[Lines of data]
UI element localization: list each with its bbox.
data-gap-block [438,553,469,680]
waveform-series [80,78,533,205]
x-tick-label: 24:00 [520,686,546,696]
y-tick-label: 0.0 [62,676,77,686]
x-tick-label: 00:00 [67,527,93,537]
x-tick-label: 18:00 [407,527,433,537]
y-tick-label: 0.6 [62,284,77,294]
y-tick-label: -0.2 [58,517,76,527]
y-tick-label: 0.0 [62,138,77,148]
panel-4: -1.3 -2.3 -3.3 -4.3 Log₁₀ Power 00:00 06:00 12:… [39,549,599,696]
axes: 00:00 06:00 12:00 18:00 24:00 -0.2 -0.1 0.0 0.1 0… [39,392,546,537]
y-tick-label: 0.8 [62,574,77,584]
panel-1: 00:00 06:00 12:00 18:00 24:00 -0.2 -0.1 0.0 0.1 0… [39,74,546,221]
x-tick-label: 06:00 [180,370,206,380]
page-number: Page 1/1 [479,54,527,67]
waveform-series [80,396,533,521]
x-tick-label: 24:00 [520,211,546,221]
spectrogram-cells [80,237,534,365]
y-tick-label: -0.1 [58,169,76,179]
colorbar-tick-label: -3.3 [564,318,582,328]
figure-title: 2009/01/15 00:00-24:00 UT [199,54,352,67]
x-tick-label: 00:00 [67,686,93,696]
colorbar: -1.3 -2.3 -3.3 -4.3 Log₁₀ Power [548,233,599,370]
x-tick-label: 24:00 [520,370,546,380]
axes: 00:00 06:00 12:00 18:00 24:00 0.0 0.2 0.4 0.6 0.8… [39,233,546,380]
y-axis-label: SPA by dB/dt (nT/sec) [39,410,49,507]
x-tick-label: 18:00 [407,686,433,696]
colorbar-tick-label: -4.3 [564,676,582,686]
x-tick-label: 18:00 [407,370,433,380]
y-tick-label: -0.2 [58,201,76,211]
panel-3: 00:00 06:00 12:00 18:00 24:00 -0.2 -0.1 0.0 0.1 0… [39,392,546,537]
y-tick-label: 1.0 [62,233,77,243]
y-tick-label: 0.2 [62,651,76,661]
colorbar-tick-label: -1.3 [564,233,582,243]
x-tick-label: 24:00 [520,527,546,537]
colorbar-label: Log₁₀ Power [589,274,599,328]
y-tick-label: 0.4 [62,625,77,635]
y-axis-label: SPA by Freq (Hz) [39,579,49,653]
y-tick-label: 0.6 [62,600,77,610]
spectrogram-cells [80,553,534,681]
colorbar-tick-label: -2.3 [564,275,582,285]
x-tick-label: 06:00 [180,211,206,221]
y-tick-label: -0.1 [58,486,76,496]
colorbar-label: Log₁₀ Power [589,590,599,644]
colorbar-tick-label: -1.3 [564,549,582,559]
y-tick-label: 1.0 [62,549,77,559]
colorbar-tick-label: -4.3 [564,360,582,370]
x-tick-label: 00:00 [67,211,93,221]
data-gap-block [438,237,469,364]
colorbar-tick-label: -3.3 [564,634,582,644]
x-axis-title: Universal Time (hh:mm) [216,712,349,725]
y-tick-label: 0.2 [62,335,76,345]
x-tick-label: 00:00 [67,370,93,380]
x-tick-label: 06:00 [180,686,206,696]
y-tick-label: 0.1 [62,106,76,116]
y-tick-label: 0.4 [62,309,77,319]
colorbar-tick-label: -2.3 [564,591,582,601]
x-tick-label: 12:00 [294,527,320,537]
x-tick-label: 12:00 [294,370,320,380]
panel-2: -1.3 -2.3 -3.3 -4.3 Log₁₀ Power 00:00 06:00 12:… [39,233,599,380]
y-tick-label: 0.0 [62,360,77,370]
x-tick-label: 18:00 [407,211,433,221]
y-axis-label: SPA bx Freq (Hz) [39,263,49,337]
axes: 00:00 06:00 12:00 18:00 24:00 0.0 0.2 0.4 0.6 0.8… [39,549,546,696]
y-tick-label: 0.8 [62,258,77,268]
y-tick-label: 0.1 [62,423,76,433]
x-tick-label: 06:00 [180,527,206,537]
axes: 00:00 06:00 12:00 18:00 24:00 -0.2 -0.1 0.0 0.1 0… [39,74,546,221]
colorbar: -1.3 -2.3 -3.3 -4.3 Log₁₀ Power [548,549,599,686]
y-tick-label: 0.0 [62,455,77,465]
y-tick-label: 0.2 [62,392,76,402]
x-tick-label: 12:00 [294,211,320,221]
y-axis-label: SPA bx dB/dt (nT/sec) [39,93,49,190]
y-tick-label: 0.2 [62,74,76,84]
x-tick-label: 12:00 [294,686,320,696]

[TASK REQUIREMENTS] Write out all of the entries above again, line for line, without changing anything.

[FULL OUTPUT]
UI element localization: list each with its bbox.
data-gap-block [438,553,469,680]
waveform-series [80,78,533,205]
x-tick-label: 24:00 [520,686,546,696]
y-tick-label: 0.0 [62,676,77,686]
x-tick-label: 00:00 [67,527,93,537]
x-tick-label: 18:00 [407,527,433,537]
y-tick-label: 0.6 [62,284,77,294]
y-tick-label: -0.2 [58,517,76,527]
y-tick-label: 0.0 [62,138,77,148]
panel-4: -1.3 -2.3 -3.3 -4.3 Log₁₀ Power 00:00 06:00 12:… [39,549,599,696]
axes: 00:00 06:00 12:00 18:00 24:00 -0.2 -0.1 0.0 0.1 0… [39,392,546,537]
y-tick-label: 0.8 [62,574,77,584]
panel-1: 00:00 06:00 12:00 18:00 24:00 -0.2 -0.1 0.0 0.1 0… [39,74,546,221]
x-tick-label: 06:00 [180,370,206,380]
page-number: Page 1/1 [479,54,527,67]
waveform-series [80,396,533,521]
x-tick-label: 24:00 [520,211,546,221]
spectrogram-cells [80,237,534,365]
y-tick-label: -0.1 [58,169,76,179]
colorbar-tick-label: -3.3 [564,318,582,328]
figure-title: 2009/01/15 00:00-24:00 UT [199,54,352,67]
x-tick-label: 00:00 [67,686,93,696]
colorbar: -1.3 -2.3 -3.3 -4.3 Log₁₀ Power [548,233,599,370]
x-tick-label: 24:00 [520,370,546,380]
axes: 00:00 06:00 12:00 18:00 24:00 0.0 0.2 0.4 0.6 0.8… [39,233,546,380]
y-axis-label: SPA by dB/dt (nT/sec) [39,410,49,507]
x-tick-label: 18:00 [407,686,433,696]
colorbar-tick-label: -4.3 [564,676,582,686]
x-tick-label: 18:00 [407,370,433,380]
y-tick-label: -0.2 [58,201,76,211]
panel-3: 00:00 06:00 12:00 18:00 24:00 -0.2 -0.1 0.0 0.1 0… [39,392,546,537]
y-tick-label: 1.0 [62,233,77,243]
y-tick-label: 0.2 [62,651,76,661]
colorbar-tick-label: -1.3 [564,233,582,243]
x-tick-label: 24:00 [520,527,546,537]
colorbar-label: Log₁₀ Power [589,274,599,328]
y-tick-label: 0.4 [62,625,77,635]
y-axis-label: SPA by Freq (Hz) [39,579,49,653]
y-tick-label: 0.6 [62,600,77,610]
spectrogram-cells [80,553,534,681]
colorbar-tick-label: -2.3 [564,275,582,285]
x-tick-label: 06:00 [180,211,206,221]
y-tick-label: -0.1 [58,486,76,496]
colorbar-label: Log₁₀ Power [589,590,599,644]
colorbar-tick-label: -1.3 [564,549,582,559]
y-tick-label: 1.0 [62,549,77,559]
colorbar-tick-label: -4.3 [564,360,582,370]
x-tick-label: 00:00 [67,211,93,221]
data-gap-block [438,237,469,364]
colorbar-tick-label: -3.3 [564,634,582,644]
x-axis-title: Universal Time (hh:mm) [216,712,349,725]
y-tick-label: 0.2 [62,335,76,345]
x-tick-label: 00:00 [67,370,93,380]
x-tick-label: 06:00 [180,686,206,696]
y-tick-label: 0.1 [62,106,76,116]
y-tick-label: 0.4 [62,309,77,319]
colorbar-tick-label: -2.3 [564,591,582,601]
x-tick-label: 12:00 [294,527,320,537]
x-tick-label: 12:00 [294,370,320,380]
panel-2: -1.3 -2.3 -3.3 -4.3 Log₁₀ Power 00:00 06:00 12:… [39,233,599,380]
y-tick-label: 0.0 [62,360,77,370]
x-tick-label: 18:00 [407,211,433,221]
y-axis-label: SPA bx Freq (Hz) [39,263,49,337]
axes: 00:00 06:00 12:00 18:00 24:00 0.0 0.2 0.4 0.6 0.8… [39,549,546,696]
y-tick-label: 0.8 [62,258,77,268]
y-tick-label: 0.1 [62,423,76,433]
x-tick-label: 06:00 [180,527,206,537]
axes: 00:00 06:00 12:00 18:00 24:00 -0.2 -0.1 0.0 0.1 0… [39,74,546,221]
colorbar: -1.3 -2.3 -3.3 -4.3 Log₁₀ Power [548,549,599,686]
y-tick-label: 0.0 [62,455,77,465]
y-tick-label: 0.2 [62,392,76,402]
x-tick-label: 12:00 [294,211,320,221]
y-axis-label: SPA bx dB/dt (nT/sec) [39,93,49,190]
y-tick-label: 0.2 [62,74,76,84]
x-tick-label: 12:00 [294,686,320,696]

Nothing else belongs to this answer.